:: Challenge ::
Set out every line bearing the string "name".

:: Input for this task ::
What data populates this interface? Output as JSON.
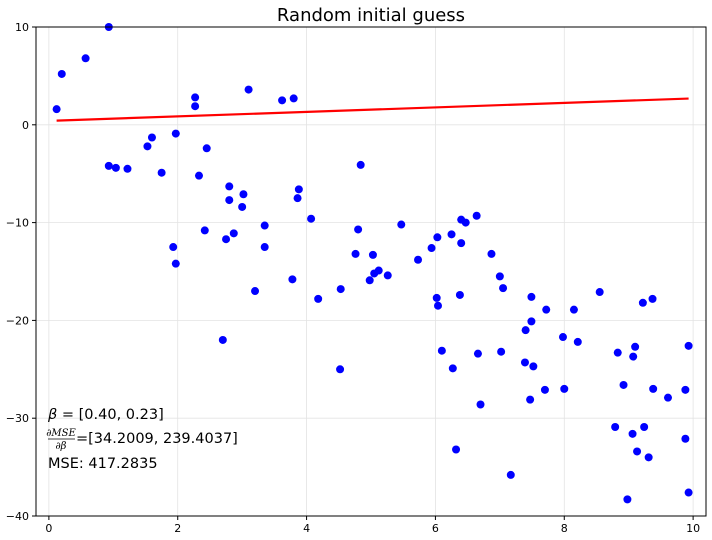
{
  "chart_data": {
    "type": "scatter",
    "title": "Random initial guess",
    "xlabel": "",
    "ylabel": "",
    "xlim": [
      -0.2,
      10.2
    ],
    "ylim": [
      -40,
      10
    ],
    "x_ticks": [
      0,
      2,
      4,
      6,
      8,
      10
    ],
    "y_ticks": [
      -40,
      -30,
      -20,
      -10,
      0,
      10
    ],
    "grid": true,
    "colors": {
      "points": "#0000ff",
      "line": "#ff0000",
      "grid": "#e3e3e3",
      "axes": "#000000"
    },
    "points": [
      [
        0.12,
        1.6
      ],
      [
        0.2,
        5.2
      ],
      [
        0.57,
        6.8
      ],
      [
        0.93,
        10.0
      ],
      [
        0.93,
        -4.2
      ],
      [
        1.04,
        -4.4
      ],
      [
        1.22,
        -4.5
      ],
      [
        1.53,
        -2.2
      ],
      [
        1.6,
        -1.3
      ],
      [
        1.75,
        -4.9
      ],
      [
        1.93,
        -12.5
      ],
      [
        1.97,
        -14.2
      ],
      [
        1.97,
        -0.9
      ],
      [
        2.27,
        1.9
      ],
      [
        2.27,
        2.8
      ],
      [
        2.33,
        -5.2
      ],
      [
        2.42,
        -10.8
      ],
      [
        2.45,
        -2.4
      ],
      [
        2.7,
        -22.0
      ],
      [
        2.75,
        -11.7
      ],
      [
        2.8,
        -6.3
      ],
      [
        2.8,
        -7.7
      ],
      [
        2.87,
        -11.1
      ],
      [
        3.0,
        -8.4
      ],
      [
        3.02,
        -7.1
      ],
      [
        3.1,
        3.6
      ],
      [
        3.2,
        -17.0
      ],
      [
        3.35,
        -12.5
      ],
      [
        3.35,
        -10.3
      ],
      [
        3.62,
        2.5
      ],
      [
        3.78,
        -15.8
      ],
      [
        3.8,
        2.7
      ],
      [
        3.86,
        -7.5
      ],
      [
        3.88,
        -6.6
      ],
      [
        4.07,
        -9.6
      ],
      [
        4.18,
        -17.8
      ],
      [
        4.53,
        -16.8
      ],
      [
        4.52,
        -25.0
      ],
      [
        4.76,
        -13.2
      ],
      [
        4.8,
        -10.7
      ],
      [
        4.84,
        -4.1
      ],
      [
        4.98,
        -15.9
      ],
      [
        5.03,
        -13.3
      ],
      [
        5.05,
        -15.2
      ],
      [
        5.12,
        -14.9
      ],
      [
        5.26,
        -15.4
      ],
      [
        5.47,
        -10.2
      ],
      [
        5.73,
        -13.8
      ],
      [
        5.94,
        -12.6
      ],
      [
        6.03,
        -11.5
      ],
      [
        6.02,
        -17.7
      ],
      [
        6.04,
        -18.5
      ],
      [
        6.1,
        -23.1
      ],
      [
        6.25,
        -11.2
      ],
      [
        6.27,
        -24.9
      ],
      [
        6.32,
        -33.2
      ],
      [
        6.38,
        -17.4
      ],
      [
        6.4,
        -12.1
      ],
      [
        6.4,
        -9.7
      ],
      [
        6.47,
        -10.0
      ],
      [
        6.64,
        -9.3
      ],
      [
        6.66,
        -23.4
      ],
      [
        6.7,
        -28.6
      ],
      [
        6.87,
        -13.2
      ],
      [
        7.0,
        -15.5
      ],
      [
        7.02,
        -23.2
      ],
      [
        7.05,
        -16.7
      ],
      [
        7.17,
        -35.8
      ],
      [
        7.39,
        -24.3
      ],
      [
        7.4,
        -21.0
      ],
      [
        7.47,
        -28.1
      ],
      [
        7.49,
        -17.6
      ],
      [
        7.49,
        -20.1
      ],
      [
        7.52,
        -24.7
      ],
      [
        7.7,
        -27.1
      ],
      [
        7.72,
        -18.9
      ],
      [
        7.98,
        -21.7
      ],
      [
        8.0,
        -27.0
      ],
      [
        8.15,
        -18.9
      ],
      [
        8.21,
        -22.2
      ],
      [
        8.55,
        -17.1
      ],
      [
        8.79,
        -30.9
      ],
      [
        8.83,
        -23.3
      ],
      [
        8.92,
        -26.6
      ],
      [
        8.98,
        -38.3
      ],
      [
        9.06,
        -31.6
      ],
      [
        9.07,
        -23.7
      ],
      [
        9.1,
        -22.7
      ],
      [
        9.13,
        -33.4
      ],
      [
        9.22,
        -18.2
      ],
      [
        9.24,
        -30.9
      ],
      [
        9.31,
        -34.0
      ],
      [
        9.37,
        -17.8
      ],
      [
        9.38,
        -27.0
      ],
      [
        9.61,
        -27.9
      ],
      [
        9.88,
        -27.1
      ],
      [
        9.88,
        -32.1
      ],
      [
        9.93,
        -37.6
      ],
      [
        9.93,
        -22.6
      ]
    ],
    "fit_line": {
      "beta": [
        0.4,
        0.23
      ],
      "x_range": [
        0.12,
        9.93
      ]
    },
    "annotations": {
      "beta_symbol": "β",
      "beta_text": " = [0.40, 0.23]",
      "grad_numerator": "∂MSE",
      "grad_denominator": "∂β",
      "grad_text": "=[34.2009, 239.4037]",
      "mse_text": "MSE: 417.2835"
    }
  }
}
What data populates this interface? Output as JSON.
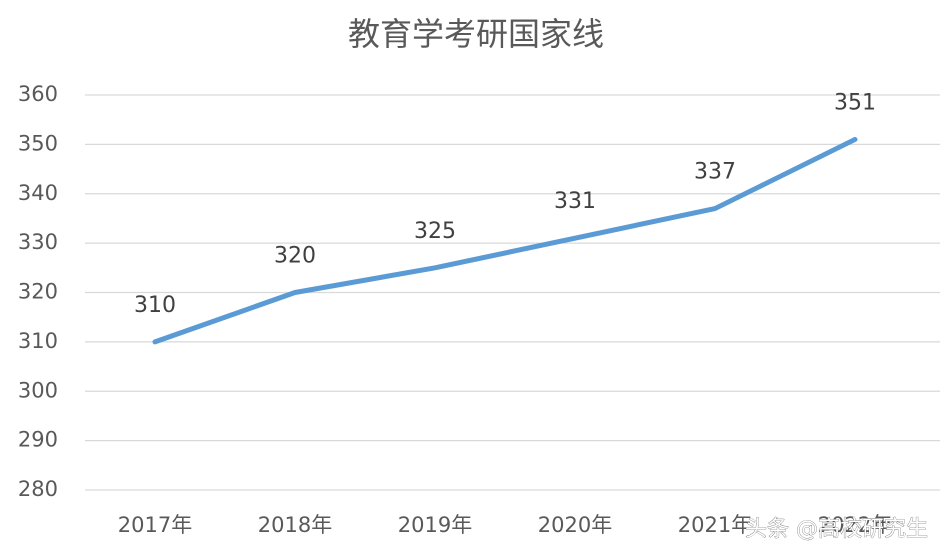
{
  "chart_data": {
    "type": "line",
    "title": "教育学考研国家线",
    "categories": [
      "2017年",
      "2018年",
      "2019年",
      "2020年",
      "2021年",
      "2022年"
    ],
    "values": [
      310,
      320,
      325,
      331,
      337,
      351
    ],
    "color": "#5b9bd5",
    "ylim": [
      280,
      360
    ],
    "yticks": [
      280,
      290,
      300,
      310,
      320,
      330,
      340,
      350,
      360
    ],
    "grid": true
  },
  "watermark": "头条 @高校研究生"
}
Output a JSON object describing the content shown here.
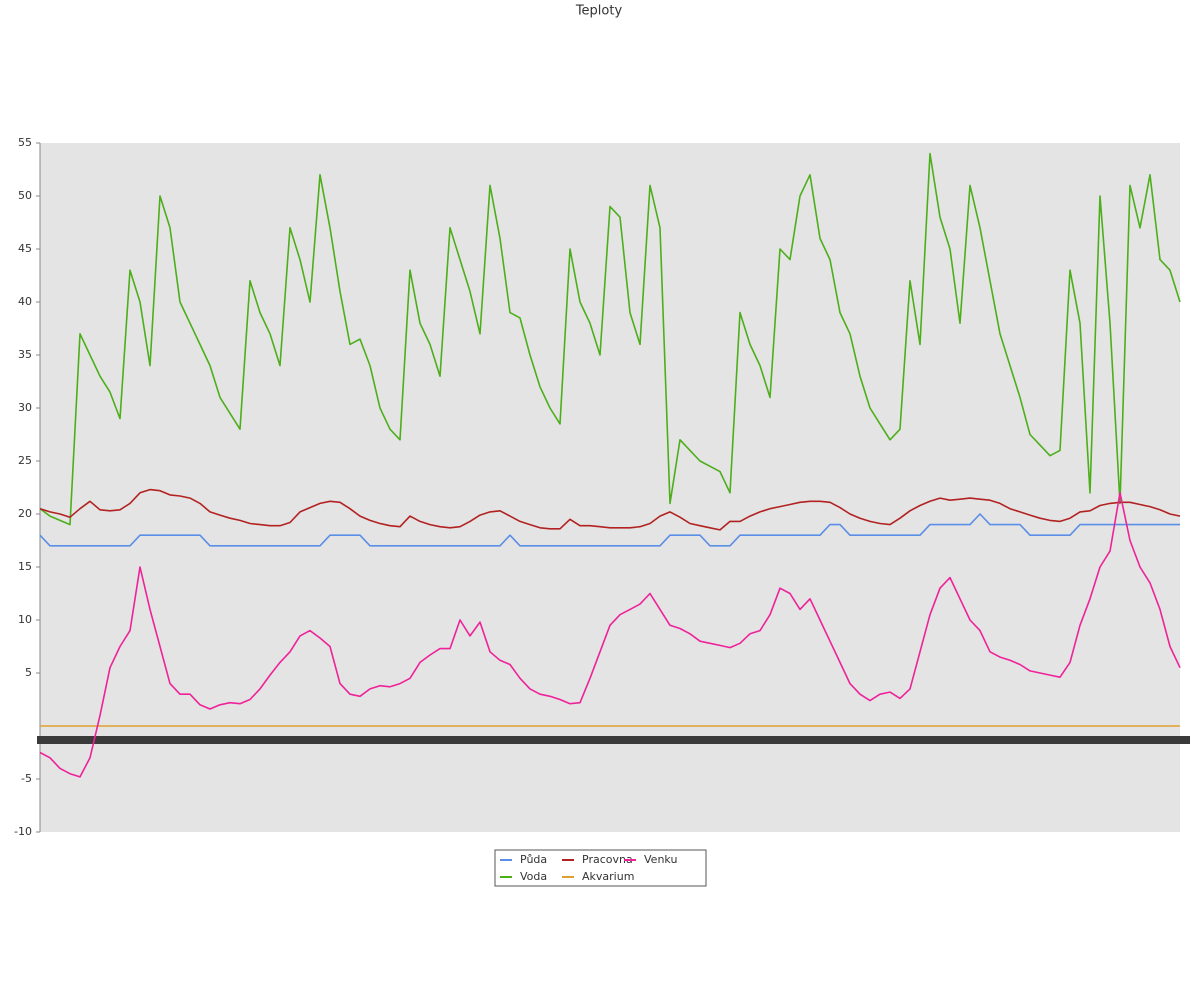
{
  "chart_data": {
    "type": "line",
    "title": "Teploty",
    "categories": [
      null,
      null,
      null,
      null,
      null,
      null,
      null,
      null,
      null,
      null,
      null,
      null,
      null,
      null,
      null,
      null,
      null,
      null,
      null,
      null,
      null,
      null,
      null,
      null,
      null,
      null,
      null,
      null,
      null,
      null,
      null,
      null,
      null,
      null,
      null,
      null,
      null,
      null,
      null,
      null,
      null,
      null,
      null,
      null,
      null,
      null,
      null,
      null,
      null,
      null,
      null,
      null,
      null,
      null,
      null,
      null,
      null,
      null,
      null,
      null,
      null,
      null,
      null,
      null,
      null,
      null,
      null,
      null,
      null,
      null,
      null,
      null,
      null,
      null,
      null,
      null,
      null,
      null,
      null,
      null,
      null,
      null,
      null,
      null,
      null,
      null,
      null,
      null,
      null,
      null,
      null,
      null,
      null,
      null,
      null,
      null,
      null,
      null,
      null,
      null,
      null,
      null,
      null,
      null,
      null,
      null,
      null,
      null,
      null,
      null,
      null,
      null,
      null,
      null,
      null
    ],
    "ylim": [
      -10,
      55
    ],
    "yticks": [
      55,
      50,
      45,
      40,
      35,
      30,
      25,
      20,
      15,
      10,
      5,
      -5,
      -10
    ],
    "series": [
      {
        "name": "Půda",
        "color": "#5b8ee6",
        "values": [
          18,
          17,
          17,
          17,
          17,
          17,
          17,
          17,
          17,
          17,
          18,
          18,
          18,
          18,
          18,
          18,
          18,
          17,
          17,
          17,
          17,
          17,
          17,
          17,
          17,
          17,
          17,
          17,
          17,
          18,
          18,
          18,
          18,
          17,
          17,
          17,
          17,
          17,
          17,
          17,
          17,
          17,
          17,
          17,
          17,
          17,
          17,
          18,
          17,
          17,
          17,
          17,
          17,
          17,
          17,
          17,
          17,
          17,
          17,
          17,
          17,
          17,
          17,
          18,
          18,
          18,
          18,
          17,
          17,
          17,
          18,
          18,
          18,
          18,
          18,
          18,
          18,
          18,
          18,
          19,
          19,
          18,
          18,
          18,
          18,
          18,
          18,
          18,
          18,
          19,
          19,
          19,
          19,
          19,
          20,
          19,
          19,
          19,
          19,
          18,
          18,
          18,
          18,
          18,
          19,
          19,
          19,
          19,
          19,
          19,
          19,
          19,
          19,
          19,
          19
        ]
      },
      {
        "name": "Voda",
        "color": "#4caf1a",
        "values": [
          20.5,
          19.8,
          19.4,
          19.0,
          37,
          35,
          33,
          31.5,
          29,
          43,
          40,
          34,
          50,
          47,
          40,
          38,
          36,
          34,
          31,
          29.5,
          28,
          42,
          39,
          37,
          34,
          47,
          44,
          40,
          52,
          47,
          41,
          36,
          36.5,
          34,
          30,
          28,
          27,
          43,
          38,
          36,
          33,
          47,
          44,
          41,
          37,
          51,
          46,
          39,
          38.5,
          35,
          32,
          30,
          28.5,
          45,
          40,
          38,
          35,
          49,
          48,
          39,
          36,
          51,
          47,
          21,
          27,
          26,
          25,
          24.5,
          24,
          22,
          39,
          36,
          34,
          31,
          45,
          44,
          50,
          52,
          46,
          44,
          39,
          37,
          33,
          30,
          28.5,
          27,
          28,
          42,
          36,
          54,
          48,
          45,
          38,
          51,
          47,
          42,
          37,
          34,
          31,
          27.5,
          26.5,
          25.5,
          26,
          43,
          38,
          22,
          50,
          38,
          21,
          51,
          47,
          52,
          44,
          43,
          40
        ]
      },
      {
        "name": "Pracovna",
        "color": "#b22222",
        "values": [
          20.5,
          20.2,
          20,
          19.7,
          20.5,
          21.2,
          20.4,
          20.3,
          20.4,
          21,
          22,
          22.3,
          22.2,
          21.8,
          21.7,
          21.5,
          21,
          20.2,
          19.9,
          19.6,
          19.4,
          19.1,
          19.0,
          18.9,
          18.9,
          19.2,
          20.2,
          20.6,
          21,
          21.2,
          21.1,
          20.5,
          19.8,
          19.4,
          19.1,
          18.9,
          18.8,
          19.8,
          19.3,
          19.0,
          18.8,
          18.7,
          18.8,
          19.3,
          19.9,
          20.2,
          20.3,
          19.8,
          19.3,
          19.0,
          18.7,
          18.6,
          18.6,
          19.5,
          18.9,
          18.9,
          18.8,
          18.7,
          18.7,
          18.7,
          18.8,
          19.1,
          19.8,
          20.2,
          19.7,
          19.1,
          18.9,
          18.7,
          18.5,
          19.3,
          19.3,
          19.8,
          20.2,
          20.5,
          20.7,
          20.9,
          21.1,
          21.2,
          21.2,
          21.1,
          20.6,
          20.0,
          19.6,
          19.3,
          19.1,
          19.0,
          19.6,
          20.3,
          20.8,
          21.2,
          21.5,
          21.3,
          21.4,
          21.5,
          21.4,
          21.3,
          21.0,
          20.5,
          20.2,
          19.9,
          19.6,
          19.4,
          19.3,
          19.6,
          20.2,
          20.3,
          20.8,
          21,
          21.1,
          21.1,
          20.9,
          20.7,
          20.4,
          20.0,
          19.8
        ]
      },
      {
        "name": "Akvarium",
        "color": "#e0a030",
        "values": [
          0,
          0,
          0,
          0,
          0,
          0,
          0,
          0,
          0,
          0,
          0,
          0,
          0,
          0,
          0,
          0,
          0,
          0,
          0,
          0,
          0,
          0,
          0,
          0,
          0,
          0,
          0,
          0,
          0,
          0,
          0,
          0,
          0,
          0,
          0,
          0,
          0,
          0,
          0,
          0,
          0,
          0,
          0,
          0,
          0,
          0,
          0,
          0,
          0,
          0,
          0,
          0,
          0,
          0,
          0,
          0,
          0,
          0,
          0,
          0,
          0,
          0,
          0,
          0,
          0,
          0,
          0,
          0,
          0,
          0,
          0,
          0,
          0,
          0,
          0,
          0,
          0,
          0,
          0,
          0,
          0,
          0,
          0,
          0,
          0,
          0,
          0,
          0,
          0,
          0,
          0,
          0,
          0,
          0,
          0,
          0,
          0,
          0,
          0,
          0,
          0,
          0,
          0,
          0,
          0,
          0,
          0,
          0,
          0,
          0,
          0,
          0,
          0,
          0,
          0
        ]
      },
      {
        "name": "Venku",
        "color": "#ee2299",
        "values": [
          -2.5,
          -3,
          -4,
          -4.5,
          -4.8,
          -3,
          1,
          5.5,
          7.5,
          9,
          15,
          11,
          7.5,
          4,
          3,
          3,
          2,
          1.6,
          2,
          2.2,
          2.1,
          2.5,
          3.5,
          4.8,
          6,
          7,
          8.5,
          9,
          8.3,
          7.5,
          4,
          3,
          2.8,
          3.5,
          3.8,
          3.7,
          4,
          4.5,
          6,
          6.7,
          7.3,
          7.3,
          10,
          8.5,
          9.8,
          7,
          6.2,
          5.8,
          4.5,
          3.5,
          3,
          2.8,
          2.5,
          2.1,
          2.2,
          4.5,
          7,
          9.5,
          10.5,
          11,
          11.5,
          12.5,
          11,
          9.5,
          9.2,
          8.7,
          8,
          7.8,
          7.6,
          7.4,
          7.8,
          8.7,
          9,
          10.5,
          13,
          12.5,
          11,
          12,
          10,
          8,
          6,
          4,
          3,
          2.4,
          3,
          3.2,
          2.6,
          3.5,
          7,
          10.5,
          13,
          14,
          12,
          10,
          9,
          7,
          6.5,
          6.2,
          5.8,
          5.2,
          5,
          4.8,
          4.6,
          6,
          9.5,
          12,
          15,
          16.5,
          22,
          17.5,
          15,
          13.5,
          11,
          7.5,
          5.5
        ]
      }
    ]
  }
}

:: Worked solution ::
        "name": "Půda",
        "name": "Voda",
        "name": "Pracovna",
        "name": "Akvarium",
        "name": "Venku",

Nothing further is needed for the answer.